◆ **DATA**:
▼▼▼

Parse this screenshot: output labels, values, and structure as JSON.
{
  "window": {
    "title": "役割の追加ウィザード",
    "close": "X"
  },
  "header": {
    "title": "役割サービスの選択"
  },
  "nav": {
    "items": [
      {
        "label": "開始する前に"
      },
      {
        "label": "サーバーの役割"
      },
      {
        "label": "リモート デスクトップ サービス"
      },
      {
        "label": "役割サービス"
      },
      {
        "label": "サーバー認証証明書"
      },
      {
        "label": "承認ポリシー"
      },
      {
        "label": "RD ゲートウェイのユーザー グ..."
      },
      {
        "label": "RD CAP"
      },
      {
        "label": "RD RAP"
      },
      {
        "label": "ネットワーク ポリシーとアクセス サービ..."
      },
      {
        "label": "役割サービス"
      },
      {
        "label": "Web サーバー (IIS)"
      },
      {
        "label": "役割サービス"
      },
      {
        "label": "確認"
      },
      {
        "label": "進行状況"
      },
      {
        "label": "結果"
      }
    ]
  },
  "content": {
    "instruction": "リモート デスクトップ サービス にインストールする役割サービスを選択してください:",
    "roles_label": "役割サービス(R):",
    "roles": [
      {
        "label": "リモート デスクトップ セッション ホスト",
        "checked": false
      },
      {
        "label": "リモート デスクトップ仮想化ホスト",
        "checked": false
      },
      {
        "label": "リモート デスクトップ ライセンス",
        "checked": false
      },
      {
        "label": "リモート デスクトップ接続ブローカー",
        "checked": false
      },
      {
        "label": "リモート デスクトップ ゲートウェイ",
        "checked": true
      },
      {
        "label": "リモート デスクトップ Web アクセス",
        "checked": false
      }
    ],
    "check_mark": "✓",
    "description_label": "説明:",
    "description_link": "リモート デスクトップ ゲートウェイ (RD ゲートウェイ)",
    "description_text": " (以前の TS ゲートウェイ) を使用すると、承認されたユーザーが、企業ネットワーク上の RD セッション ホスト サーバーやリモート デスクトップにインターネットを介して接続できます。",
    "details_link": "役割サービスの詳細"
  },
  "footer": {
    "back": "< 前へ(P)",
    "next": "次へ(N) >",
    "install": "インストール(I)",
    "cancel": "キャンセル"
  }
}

▲▲▲

◆ **GIVEN INSTRUCTION**:
The entries above should be repeated exactly, every one of them.

◆ **COMPLETED EXERCISE**:
Parse this screenshot: output labels, values, and structure as JSON.
{
  "window": {
    "title": "役割の追加ウィザード",
    "close": "X"
  },
  "header": {
    "title": "役割サービスの選択"
  },
  "nav": {
    "items": [
      {
        "label": "開始する前に"
      },
      {
        "label": "サーバーの役割"
      },
      {
        "label": "リモート デスクトップ サービス"
      },
      {
        "label": "役割サービス"
      },
      {
        "label": "サーバー認証証明書"
      },
      {
        "label": "承認ポリシー"
      },
      {
        "label": "RD ゲートウェイのユーザー グ..."
      },
      {
        "label": "RD CAP"
      },
      {
        "label": "RD RAP"
      },
      {
        "label": "ネットワーク ポリシーとアクセス サービ..."
      },
      {
        "label": "役割サービス"
      },
      {
        "label": "Web サーバー (IIS)"
      },
      {
        "label": "役割サービス"
      },
      {
        "label": "確認"
      },
      {
        "label": "進行状況"
      },
      {
        "label": "結果"
      }
    ]
  },
  "content": {
    "instruction": "リモート デスクトップ サービス にインストールする役割サービスを選択してください:",
    "roles_label": "役割サービス(R):",
    "roles": [
      {
        "label": "リモート デスクトップ セッション ホスト",
        "checked": false
      },
      {
        "label": "リモート デスクトップ仮想化ホスト",
        "checked": false
      },
      {
        "label": "リモート デスクトップ ライセンス",
        "checked": false
      },
      {
        "label": "リモート デスクトップ接続ブローカー",
        "checked": false
      },
      {
        "label": "リモート デスクトップ ゲートウェイ",
        "checked": true
      },
      {
        "label": "リモート デスクトップ Web アクセス",
        "checked": false
      }
    ],
    "check_mark": "✓",
    "description_label": "説明:",
    "description_link": "リモート デスクトップ ゲートウェイ (RD ゲートウェイ)",
    "description_text": " (以前の TS ゲートウェイ) を使用すると、承認されたユーザーが、企業ネットワーク上の RD セッション ホスト サーバーやリモート デスクトップにインターネットを介して接続できます。",
    "details_link": "役割サービスの詳細"
  },
  "footer": {
    "back": "< 前へ(P)",
    "next": "次へ(N) >",
    "install": "インストール(I)",
    "cancel": "キャンセル"
  }
}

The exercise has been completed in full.